Stored data -
===============
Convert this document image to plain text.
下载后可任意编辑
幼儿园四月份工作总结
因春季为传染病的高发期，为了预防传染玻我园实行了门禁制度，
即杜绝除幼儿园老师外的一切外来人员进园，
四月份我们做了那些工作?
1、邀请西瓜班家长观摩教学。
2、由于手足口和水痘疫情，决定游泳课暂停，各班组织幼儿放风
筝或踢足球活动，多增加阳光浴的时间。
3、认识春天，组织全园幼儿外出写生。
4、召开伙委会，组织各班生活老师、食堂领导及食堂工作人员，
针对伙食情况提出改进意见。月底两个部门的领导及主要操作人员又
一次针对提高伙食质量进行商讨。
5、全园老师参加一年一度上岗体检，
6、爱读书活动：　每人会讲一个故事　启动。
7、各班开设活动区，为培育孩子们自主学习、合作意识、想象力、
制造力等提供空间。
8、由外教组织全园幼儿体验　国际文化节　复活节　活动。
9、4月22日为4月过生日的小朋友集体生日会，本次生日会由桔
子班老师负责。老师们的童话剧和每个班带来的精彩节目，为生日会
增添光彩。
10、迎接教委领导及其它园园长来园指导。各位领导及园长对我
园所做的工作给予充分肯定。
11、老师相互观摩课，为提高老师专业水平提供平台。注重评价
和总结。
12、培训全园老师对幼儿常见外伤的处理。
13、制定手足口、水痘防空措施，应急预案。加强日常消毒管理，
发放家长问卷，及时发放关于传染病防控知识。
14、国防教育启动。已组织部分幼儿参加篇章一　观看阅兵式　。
===============
The request - Retype the material in full. Each word must match.

Written answer -
Convert this document image to plain text.
下载后可任意编辑
幼儿园四月份工作总结
因春季为传染病的高发期，为了预防传染玻我园实行了门禁制度，
即杜绝除幼儿园老师外的一切外来人员进园，
四月份我们做了那些工作?
1、邀请西瓜班家长观摩教学。
2、由于手足口和水痘疫情，决定游泳课暂停，各班组织幼儿放风
筝或踢足球活动，多增加阳光浴的时间。
3、认识春天，组织全园幼儿外出写生。
4、召开伙委会，组织各班生活老师、食堂领导及食堂工作人员，
针对伙食情况提出改进意见。月底两个部门的领导及主要操作人员又
一次针对提高伙食质量进行商讨。
5、全园老师参加一年一度上岗体检，
6、爱读书活动：　每人会讲一个故事　启动。
7、各班开设活动区，为培育孩子们自主学习、合作意识、想象力、
制造力等提供空间。
8、由外教组织全园幼儿体验　国际文化节　复活节　活动。
9、4月22日为4月过生日的小朋友集体生日会，本次生日会由桔
子班老师负责。老师们的童话剧和每个班带来的精彩节目，为生日会
增添光彩。
10、迎接教委领导及其它园园长来园指导。各位领导及园长对我
园所做的工作给予充分肯定。
11、老师相互观摩课，为提高老师专业水平提供平台。注重评价
和总结。
12、培训全园老师对幼儿常见外伤的处理。
13、制定手足口、水痘防空措施，应急预案。加强日常消毒管理，
发放家长问卷，及时发放关于传染病防控知识。
14、国防教育启动。已组织部分幼儿参加篇章一　观看阅兵式　。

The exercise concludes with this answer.